++++ DATA PROVIDED

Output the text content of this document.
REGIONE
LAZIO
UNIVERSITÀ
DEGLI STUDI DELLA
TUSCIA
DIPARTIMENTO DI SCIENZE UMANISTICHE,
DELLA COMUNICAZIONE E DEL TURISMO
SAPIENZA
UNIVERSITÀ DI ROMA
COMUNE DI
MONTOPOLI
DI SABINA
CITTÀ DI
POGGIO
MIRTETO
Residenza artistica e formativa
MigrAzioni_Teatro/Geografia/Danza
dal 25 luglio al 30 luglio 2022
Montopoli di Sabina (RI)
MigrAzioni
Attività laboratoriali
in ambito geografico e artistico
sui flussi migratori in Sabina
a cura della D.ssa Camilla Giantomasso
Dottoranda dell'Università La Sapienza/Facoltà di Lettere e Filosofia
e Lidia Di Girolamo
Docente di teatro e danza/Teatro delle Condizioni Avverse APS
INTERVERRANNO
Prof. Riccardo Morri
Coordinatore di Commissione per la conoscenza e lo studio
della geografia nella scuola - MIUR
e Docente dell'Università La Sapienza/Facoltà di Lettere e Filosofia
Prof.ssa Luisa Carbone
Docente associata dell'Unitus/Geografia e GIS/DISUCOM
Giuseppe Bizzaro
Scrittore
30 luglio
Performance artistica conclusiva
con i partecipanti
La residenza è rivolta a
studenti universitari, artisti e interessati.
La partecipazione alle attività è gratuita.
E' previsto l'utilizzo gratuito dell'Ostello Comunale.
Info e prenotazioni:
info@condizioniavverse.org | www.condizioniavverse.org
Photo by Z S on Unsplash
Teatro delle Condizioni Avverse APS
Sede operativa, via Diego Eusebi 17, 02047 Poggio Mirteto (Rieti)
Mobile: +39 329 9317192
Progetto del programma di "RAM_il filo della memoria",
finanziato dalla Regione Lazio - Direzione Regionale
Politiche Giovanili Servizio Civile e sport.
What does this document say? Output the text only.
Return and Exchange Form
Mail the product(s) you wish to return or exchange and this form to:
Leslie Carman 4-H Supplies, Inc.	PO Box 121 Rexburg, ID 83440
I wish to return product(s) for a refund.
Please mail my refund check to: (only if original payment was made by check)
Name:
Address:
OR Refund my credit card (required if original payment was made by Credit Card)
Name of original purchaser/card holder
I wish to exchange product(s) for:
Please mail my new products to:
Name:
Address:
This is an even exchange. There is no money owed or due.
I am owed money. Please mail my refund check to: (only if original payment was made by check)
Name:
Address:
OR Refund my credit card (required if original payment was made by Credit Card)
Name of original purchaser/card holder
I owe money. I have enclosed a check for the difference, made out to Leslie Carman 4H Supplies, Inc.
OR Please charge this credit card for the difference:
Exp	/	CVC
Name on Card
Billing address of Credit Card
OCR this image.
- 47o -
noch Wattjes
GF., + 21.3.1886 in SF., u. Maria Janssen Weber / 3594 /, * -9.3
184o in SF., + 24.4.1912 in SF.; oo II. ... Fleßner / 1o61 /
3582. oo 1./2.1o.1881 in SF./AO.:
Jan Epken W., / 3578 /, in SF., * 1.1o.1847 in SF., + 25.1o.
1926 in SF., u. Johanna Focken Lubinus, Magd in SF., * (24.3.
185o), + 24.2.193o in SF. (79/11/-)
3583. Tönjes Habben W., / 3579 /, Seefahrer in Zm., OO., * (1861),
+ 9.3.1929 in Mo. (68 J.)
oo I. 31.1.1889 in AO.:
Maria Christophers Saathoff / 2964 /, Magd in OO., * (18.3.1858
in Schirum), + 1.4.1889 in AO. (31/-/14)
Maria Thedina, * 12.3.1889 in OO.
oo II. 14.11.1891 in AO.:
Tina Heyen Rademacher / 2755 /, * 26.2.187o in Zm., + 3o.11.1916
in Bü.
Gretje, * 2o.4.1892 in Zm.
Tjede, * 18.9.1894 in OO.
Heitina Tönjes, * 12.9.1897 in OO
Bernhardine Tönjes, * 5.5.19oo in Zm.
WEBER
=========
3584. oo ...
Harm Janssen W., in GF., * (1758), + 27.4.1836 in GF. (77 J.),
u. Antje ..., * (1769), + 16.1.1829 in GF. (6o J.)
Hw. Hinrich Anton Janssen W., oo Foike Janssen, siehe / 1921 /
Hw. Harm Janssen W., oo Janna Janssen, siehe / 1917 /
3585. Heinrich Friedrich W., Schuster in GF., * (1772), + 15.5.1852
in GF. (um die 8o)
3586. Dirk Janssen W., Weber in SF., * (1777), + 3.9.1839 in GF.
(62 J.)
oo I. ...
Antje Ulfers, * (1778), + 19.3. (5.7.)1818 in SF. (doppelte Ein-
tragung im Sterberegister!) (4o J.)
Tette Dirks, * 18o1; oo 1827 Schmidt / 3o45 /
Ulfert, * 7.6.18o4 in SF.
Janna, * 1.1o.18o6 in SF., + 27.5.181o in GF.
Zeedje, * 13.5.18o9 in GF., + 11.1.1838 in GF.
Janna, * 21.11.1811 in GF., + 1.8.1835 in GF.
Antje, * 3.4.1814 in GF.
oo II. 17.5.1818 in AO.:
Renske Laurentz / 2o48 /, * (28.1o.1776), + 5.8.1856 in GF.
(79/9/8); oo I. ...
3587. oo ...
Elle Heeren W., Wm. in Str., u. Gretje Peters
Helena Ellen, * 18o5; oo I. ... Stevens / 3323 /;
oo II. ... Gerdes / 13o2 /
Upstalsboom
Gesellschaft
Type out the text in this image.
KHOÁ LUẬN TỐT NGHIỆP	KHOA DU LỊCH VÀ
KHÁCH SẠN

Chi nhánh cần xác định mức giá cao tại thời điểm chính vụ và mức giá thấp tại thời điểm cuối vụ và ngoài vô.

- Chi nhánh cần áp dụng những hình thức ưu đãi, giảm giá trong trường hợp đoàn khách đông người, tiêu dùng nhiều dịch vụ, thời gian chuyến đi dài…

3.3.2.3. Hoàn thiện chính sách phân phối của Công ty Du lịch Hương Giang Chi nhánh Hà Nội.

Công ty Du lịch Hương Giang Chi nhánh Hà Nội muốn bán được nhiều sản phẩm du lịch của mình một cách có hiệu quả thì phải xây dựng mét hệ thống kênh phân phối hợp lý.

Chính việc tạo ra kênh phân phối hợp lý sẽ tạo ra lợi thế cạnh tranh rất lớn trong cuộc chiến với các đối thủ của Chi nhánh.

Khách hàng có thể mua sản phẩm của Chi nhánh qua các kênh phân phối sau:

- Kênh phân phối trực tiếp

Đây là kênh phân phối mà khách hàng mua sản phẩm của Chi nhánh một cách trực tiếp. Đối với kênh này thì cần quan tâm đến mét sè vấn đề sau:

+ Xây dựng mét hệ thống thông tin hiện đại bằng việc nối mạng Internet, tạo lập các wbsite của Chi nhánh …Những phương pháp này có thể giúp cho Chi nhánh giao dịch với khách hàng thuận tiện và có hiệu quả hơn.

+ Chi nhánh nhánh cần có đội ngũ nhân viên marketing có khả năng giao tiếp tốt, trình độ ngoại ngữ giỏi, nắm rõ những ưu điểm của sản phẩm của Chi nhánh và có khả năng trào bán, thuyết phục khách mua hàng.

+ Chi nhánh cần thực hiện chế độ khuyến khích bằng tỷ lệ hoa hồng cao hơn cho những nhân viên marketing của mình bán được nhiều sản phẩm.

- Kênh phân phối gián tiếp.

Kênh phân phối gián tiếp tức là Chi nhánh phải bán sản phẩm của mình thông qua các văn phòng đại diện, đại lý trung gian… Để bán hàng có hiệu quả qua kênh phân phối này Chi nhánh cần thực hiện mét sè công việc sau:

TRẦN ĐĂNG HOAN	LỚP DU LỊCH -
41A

++++++++

> **WHAT TO DO**
Extract all lines of the records above that include "nhân".

> **FINISHED ANSWER**
+ Chi nhánh nhánh cần có đội ngũ nhân viên marketing có khả năng giao tiếp tốt, trình độ ngoại ngữ giỏi, nắm rõ những ưu điểm của sản phẩm của Chi nhánh và có khả năng trào bán, thuyết phục khách mua hàng.
+ Chi nhánh cần thực hiện chế độ khuyến khích bằng tỷ lệ hoa hồng cao hơn cho những nhân viên marketing của mình bán được nhiều sản phẩm.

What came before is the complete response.